▶ [Source excerpt]
· · · · ·

Most people buy cars not for luxury but for the convenience that comes with them. They want to go to work, make shopping easier, take kids to school, or go out as a family hassle-free.
But an unfortunate scenario can happen where your car is stolen or totaled even before you finish paying off the loan used to buy it.
Since cars depreciate quickly, the possibility of your car insurance failing to cover what they owe for the lease or auto loan is relatively high. And this eventuality leaves the car owner not only with the painful reality of not having a car to use but also a car loan to offset.
That’s where gap insurance comes in- gap insurance coverage ensures a car owner has guaranteed asset protection.
Read on to understand what GAP insurance covers so you can make an informed decision on whether to buy gap insurance and where to get it.
What Is Gap Insurance, and What Does It Cover?
Car dealers expect you to pay for a car even if it is stolen or totaled. Yes, it hurts to even think of paying for something you no longer have, but that’s how things work. If you have Gap insurance, things may not be as bad.
So, what is gap car insurance? Guaranteed asset protection or ‘gap’ insurance is an auto insurance policy that offers you financial security if your car is totaled or stolen.
Gap insurance coverage is a supplement to comprehensive or collision auto insurance reimbursement, which is only as high as the value of your car.
Think of a situation where your car is totaled before you finish paying off the car loan you owe.
Generally, you file a total loss claim, and your insurer will pay a maximum actual cash value (ACV) of the vehicle. ACV is the cost of replacing your car with a comparable one, minus depreciation.
But there are circumstances whereby what you owe in car loan payments exceeds your car’s ACV. In short, you have a negative equity on a car loan.

· · · · ·

▶ [Excerpts from a layout annotation set]
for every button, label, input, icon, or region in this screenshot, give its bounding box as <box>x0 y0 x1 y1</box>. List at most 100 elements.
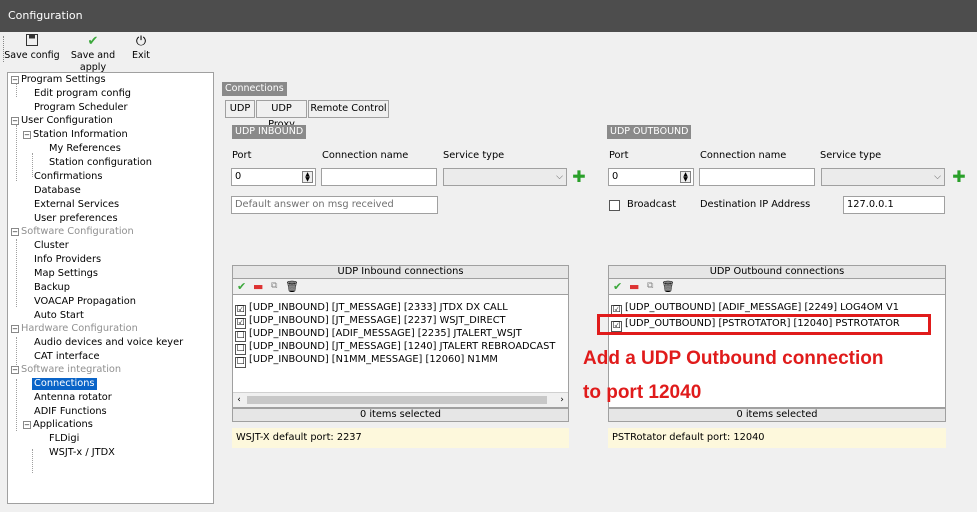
tree-database[interactable]: Database <box>34 185 81 197</box>
tree-applications[interactable]: − Applications <box>23 419 93 431</box>
collapse-icon[interactable]: − <box>11 76 19 84</box>
tab-udp-proxy[interactable]: UDP Proxy <box>256 100 307 130</box>
inbound-add-icon[interactable]: ✚ <box>572 169 586 185</box>
port-spinner-icon[interactable]: ▲ ▼ <box>680 171 691 183</box>
tree-confirmations[interactable]: Confirmations <box>34 171 103 183</box>
outbound-service-type-label: Service type <box>820 150 882 161</box>
outbound-list-toolbar: ✔ ▬ ⧉ 🗑 <box>608 279 946 294</box>
window-title-bar: Configuration <box>0 0 977 32</box>
tree-adif-functions[interactable]: ADIF Functions <box>34 406 107 418</box>
copy-icon[interactable]: ⧉ <box>271 279 277 294</box>
trash-icon[interactable]: 🗑 <box>285 279 299 294</box>
outbound-port-input[interactable]: 0 ▲ ▼ <box>608 168 694 186</box>
inbound-service-type-select[interactable]: ⌵ <box>443 168 567 186</box>
tree-user-configuration[interactable]: − User Configuration <box>11 115 113 127</box>
list-item[interactable]: ☐ [UDP_INBOUND] [JT_MESSAGE] [1240] JTALE… <box>235 340 555 355</box>
collapse-icon[interactable]: − <box>23 131 31 139</box>
tree-station-information[interactable]: − Station Information <box>23 129 128 141</box>
udp-outbound-section-title: UDP OUTBOUND <box>607 125 692 139</box>
list-item[interactable]: ☑ [UDP_INBOUND] [JT_MESSAGE] [2237] WSJT_… <box>235 314 506 329</box>
check-icon[interactable]: ✔ <box>613 279 622 294</box>
outbound-connection-name-label: Connection name <box>700 150 787 161</box>
trash-icon[interactable]: 🗑 <box>661 279 675 294</box>
port-spinner-icon[interactable]: ▲ ▼ <box>302 171 313 183</box>
tree-my-references[interactable]: My References <box>49 143 121 155</box>
horizontal-scrollbar[interactable]: ‹ › <box>233 392 568 407</box>
default-answer-input[interactable]: Default answer on msg received <box>231 196 438 214</box>
chevron-down-icon: ⌵ <box>556 172 563 182</box>
panel-title: Connections <box>222 82 287 96</box>
tab-remote-control[interactable]: Remote Control <box>308 100 389 118</box>
tree-backup[interactable]: Backup <box>34 282 70 294</box>
collapse-icon[interactable]: − <box>11 325 19 333</box>
tree-fldigi[interactable]: FLDigi <box>49 433 79 445</box>
tree-program-settings[interactable]: − Program Settings <box>11 74 106 86</box>
collapse-icon[interactable]: − <box>11 228 19 236</box>
scroll-right-icon[interactable]: › <box>556 393 568 407</box>
udp-inbound-list-title: UDP Inbound connections <box>232 265 569 279</box>
inbound-default-port-note: WSJT-X default port: 2237 <box>232 428 569 448</box>
tree-software-integration[interactable]: − Software integration <box>11 364 121 376</box>
outbound-default-port-note: PSTRotator default port: 12040 <box>608 428 946 448</box>
destination-ip-input[interactable]: 127.0.0.1 <box>843 196 945 214</box>
inbound-selection-status: 0 items selected <box>232 408 569 422</box>
tree-voacap-propagation[interactable]: VOACAP Propagation <box>34 296 136 308</box>
tree-station-configuration[interactable]: Station configuration <box>49 157 152 169</box>
list-item[interactable]: ☐ [UDP_INBOUND] [N1MM_MESSAGE] [12060] N1… <box>235 353 498 368</box>
save-and-apply-button[interactable]: ✔ Save and apply <box>60 34 126 74</box>
highlight-box <box>597 314 931 335</box>
list-item[interactable]: ☑ [UDP_OUTBOUND] [ADIF_MESSAGE] [2249] LO… <box>611 301 899 316</box>
tree-connections[interactable]: Connections <box>32 378 97 390</box>
outbound-service-type-select[interactable]: ⌵ <box>821 168 945 186</box>
outbound-add-icon[interactable]: ✚ <box>952 169 966 185</box>
tree-user-preferences[interactable]: User preferences <box>34 213 118 225</box>
tree-program-scheduler[interactable]: Program Scheduler <box>34 102 128 114</box>
window-title: Configuration <box>8 9 83 22</box>
inbound-connection-name-label: Connection name <box>322 150 409 161</box>
exit-button[interactable]: ⏻ Exit <box>130 34 152 62</box>
inbound-connection-name-input[interactable] <box>321 168 437 186</box>
tree-antenna-rotator[interactable]: Antenna rotator <box>34 392 112 404</box>
collapse-icon[interactable]: − <box>11 117 19 125</box>
udp-outbound-list-title: UDP Outbound connections <box>608 265 946 279</box>
check-icon: ✔ <box>87 34 99 49</box>
chevron-down-icon: ⌵ <box>934 172 941 182</box>
collapse-icon[interactable]: − <box>23 421 31 429</box>
inbound-port-input[interactable]: 0 ▲ ▼ <box>231 168 316 186</box>
minus-icon[interactable]: ▬ <box>253 279 263 294</box>
save-and-apply-label: Save and apply <box>70 50 116 73</box>
tree-audio-devices[interactable]: Audio devices and voice keyer <box>34 337 183 349</box>
tree-software-configuration[interactable]: − Software Configuration <box>11 226 134 238</box>
tree-external-services[interactable]: External Services <box>34 199 119 211</box>
collapse-icon[interactable]: − <box>11 366 19 374</box>
tree-map-settings[interactable]: Map Settings <box>34 268 98 280</box>
check-icon[interactable]: ✔ <box>237 279 246 294</box>
tree-info-providers[interactable]: Info Providers <box>34 254 101 266</box>
outbound-connection-name-input[interactable] <box>699 168 815 186</box>
minus-icon[interactable]: ▬ <box>629 279 639 294</box>
udp-inbound-list[interactable]: ☑ [UDP_INBOUND] [JT_MESSAGE] [2333] JTDX … <box>232 294 569 408</box>
broadcast-label: Broadcast <box>627 199 677 210</box>
list-item[interactable]: ☐ [UDP_INBOUND] [ADIF_MESSAGE] [2235] JTA… <box>235 327 522 342</box>
floppy-icon <box>4 34 60 50</box>
broadcast-checkbox[interactable] <box>609 200 620 211</box>
save-config-label: Save config <box>4 50 60 61</box>
copy-icon[interactable]: ⧉ <box>647 279 653 294</box>
tree-auto-start[interactable]: Auto Start <box>34 310 84 322</box>
tab-udp[interactable]: UDP <box>225 100 255 118</box>
scrollbar-thumb[interactable] <box>247 396 547 404</box>
outbound-port-label: Port <box>609 150 629 161</box>
tree-hardware-configuration[interactable]: − Hardware Configuration <box>11 323 138 335</box>
tree-edit-program-config[interactable]: Edit program config <box>34 88 131 100</box>
save-config-button[interactable]: Save config <box>4 34 60 62</box>
destination-ip-label: Destination IP Address <box>700 199 811 210</box>
tree-cat-interface[interactable]: CAT interface <box>34 351 100 363</box>
power-icon: ⏻ <box>135 34 147 49</box>
scroll-left-icon[interactable]: ‹ <box>233 393 245 407</box>
annotation-line-2: to port 12040 <box>583 382 702 403</box>
exit-label: Exit <box>132 50 150 61</box>
tree-cluster[interactable]: Cluster <box>34 240 69 252</box>
settings-tree: − Program Settings Edit program config Pr… <box>7 72 214 504</box>
tree-wsjtx-jtdx[interactable]: WSJT-x / JTDX <box>49 447 115 459</box>
list-item[interactable]: ☑ [UDP_INBOUND] [JT_MESSAGE] [2333] JTDX … <box>235 301 508 316</box>
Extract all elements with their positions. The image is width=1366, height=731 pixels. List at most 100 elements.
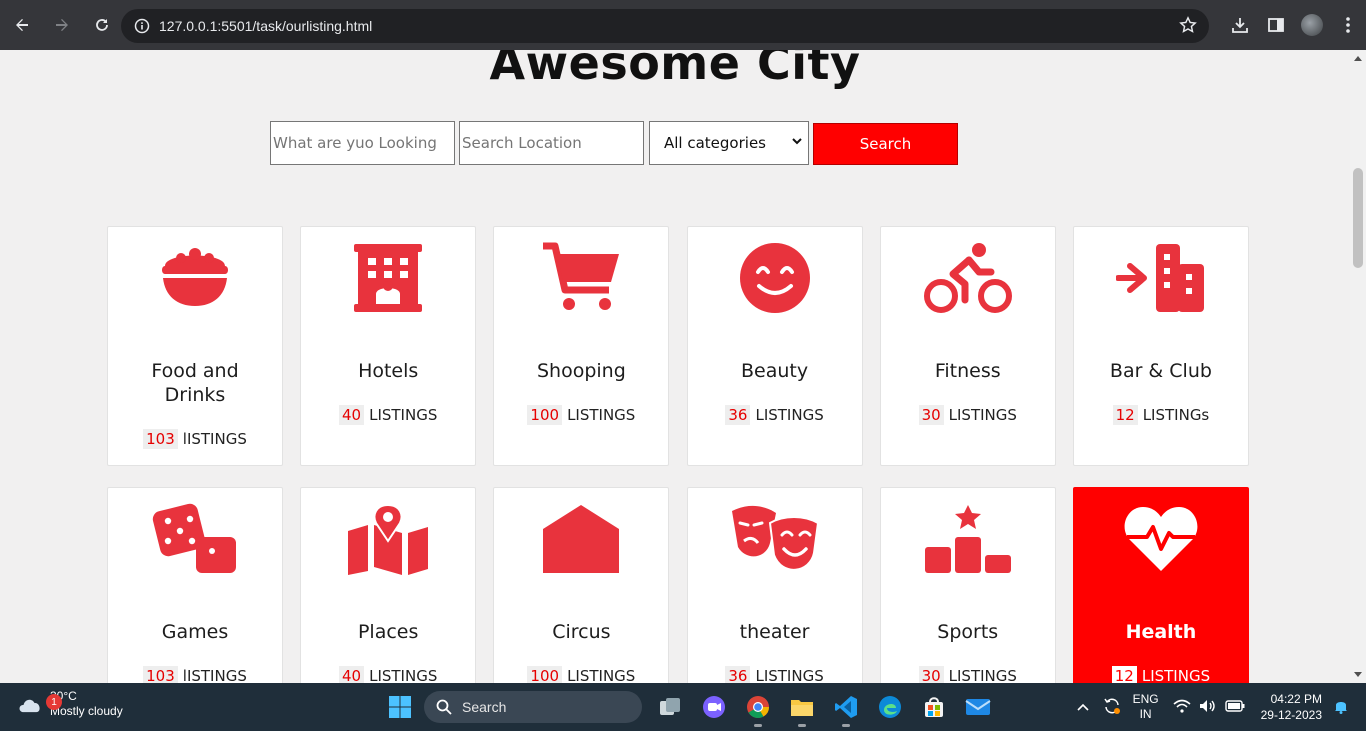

· · · · ·

▶ [Exercise requirements]
• 1. Output the stretch of the records from the line containing "tree-database[interactable]: Database <box>34" through the line containing "panel-title: Connections <box>222" as a Markdown table with the columns Row and Entry. Number each line and skip any blank ones.
• 2. Write the next part of the text on gap insurance, picking up after its last sentence.
The text and the records have nothing to do with each other.

▶ [Results for the exercise]
• 1.
| Row | Entry |
|---|---|
| 1 | tree-database[interactable]: Database <box>34 185 81 197</box> |
| 2 | tree-applications[interactable]: − Applications <box>23 419 93 431</box> |
| 3 | collapse-icon[interactable]: − <box>11 76 19 84</box> |
| 4 | tab-udp-proxy[interactable]: UDP Proxy <box>256 100 307 130</box> |
| 5 | inbound-add-icon[interactable]: ✚ <box>572 169 586 185</box> |
| 6 | port-spinner-icon[interactable]: ▲ ▼ <box>680 171 691 183</box> |
| 7 | tree-confirmations[interactable]: Confirmations <box>34 171 103 183</box> |
| 8 | outbound-service-type-label: Service type <box>820 150 882 161</box> |
| 9 | outbound-list-toolbar: ✔ ▬ ⧉ 🗑 <box>608 279 946 294</box> |
| 10 | window-title-bar: Configuration <box>0 0 977 32</box> |
| 11 | tree-adif-functions[interactable]: ADIF Functions <box>34 406 107 418</box> |
| 12 | copy-icon[interactable]: ⧉ <box>271 279 277 294</box> |
| 13 | trash-icon[interactable]: 🗑 <box>285 279 299 294</box> |
| 14 | outbound-port-input[interactable]: 0 ▲ ▼ <box>608 168 694 186</box> |
| 15 | inbound-service-type-select[interactable]: ⌵ <box>443 168 567 186</box> |
| 16 | tree-user-configuration[interactable]: − User Configuration <box>11 115 113 127</box> |
| 17 | list-item[interactable]: ☐ [UDP_INBOUND] [JT_MESSAGE] [1240] JTALE… <box>235 340 555 355</box> |
| 18 | collapse-icon[interactable]: − <box>23 131 31 139</box> |
| 19 | tree-station-information[interactable]: − Station Information <box>23 129 128 141</box> |
| 20 | udp-outbound-section-title: UDP OUTBOUND <box>607 125 692 139</box> |
| 21 | list-item[interactable]: ☑ [UDP_INBOUND] [JT_MESSAGE] [2237] WSJT_… <box>235 314 506 329</box> |
| 22 | check-icon[interactable]: ✔ <box>613 279 622 294</box> |
| 23 | outbound-connection-name-label: Connection name <box>700 150 787 161</box> |
| 24 | trash-icon[interactable]: 🗑 <box>661 279 675 294</box> |
| 25 | port-spinner-icon[interactable]: ▲ ▼ <box>302 171 313 183</box> |
| 26 | tree-my-references[interactable]: My References <box>49 143 121 155</box> |
| 27 | horizontal-scrollbar[interactable]: ‹ › <box>233 392 568 407</box> |
| 28 | default-answer-input[interactable]: Default answer on msg received <box>231 196 438 214</box> |
| 29 | chevron-down-icon: ⌵ <box>556 172 563 182</box> |
| 30 | panel-title: Connections <box>222 82 287 96</box> |

• 2.
At this point, there will be a gap between the amount paid by your insurance and the amount you need to offset the loan. Gap insurance comes in to pay off the loan for you in such a situation.
In simple terms, gap insurance covers any difference between your vehicle’s ACV and the car payments you owe on the vehicle.
Do I Need Gap Insurance?
Did you know that your newly acquired car depreciates by a third the moment you drive it off the showroom? According to the AA, a car’s value will depreciate by 60 percent within the first three years.
Imagine what would happen if your new, financed car is stolen or totaled within the first few years of purchase. There is a high probability that you’ll owe the financier an amount that exceeds the car’s value.
You don’t want to take chances. That’s why you need gap insurance. So, consider gap insurance if you:
1. Owe money to a car finance company
If you took a loan to buy a car and made less than a 20 percent down payment, you will find gap insurance helpful.
Sure, your insurance company may pay out the car’s ACV once it’s stolen or totaled, but you’ll still be left to pay off the value you originally bought.
In case of theft or a car accident, you’re still required to offset the loan in full. But with gap cover, it would pay off the loan, so you’d not be left paying off a loan for a car that you no longer have.
2. Want a new replacement car
If you are set on getting a new car after yours is totaled, then you should consider gap insurance.
For example, say you bought a new auto at $10,000 and it’s totaled 12 months later. Your auto insurance provider will probably pay $4,000, or whatever amount the car will be worth at the time.
If you’re not satisfied with this amount- though it’s enough to buy you an alternative car, then gap insurance would be worth it.
However, you don’t need gap insurance if:
a) You’d consider a replacement car that’s not brand new
If you’re not bothered about your auto’s depreciation, buying gap insurance doesn’t make much sense.
If your car is stolen or totaled, you will receive some amount for replacement from your car insurance which is enough to get a different car model.
So, the only benefit of the gap is that you receive the amount originally paid for the car.
b) Your car is less than a year old, and you have comprehensive car insurance
Comprehensive auto insurance policies normally offer new car replacement within the first 12 or even 24 months of use of a new car.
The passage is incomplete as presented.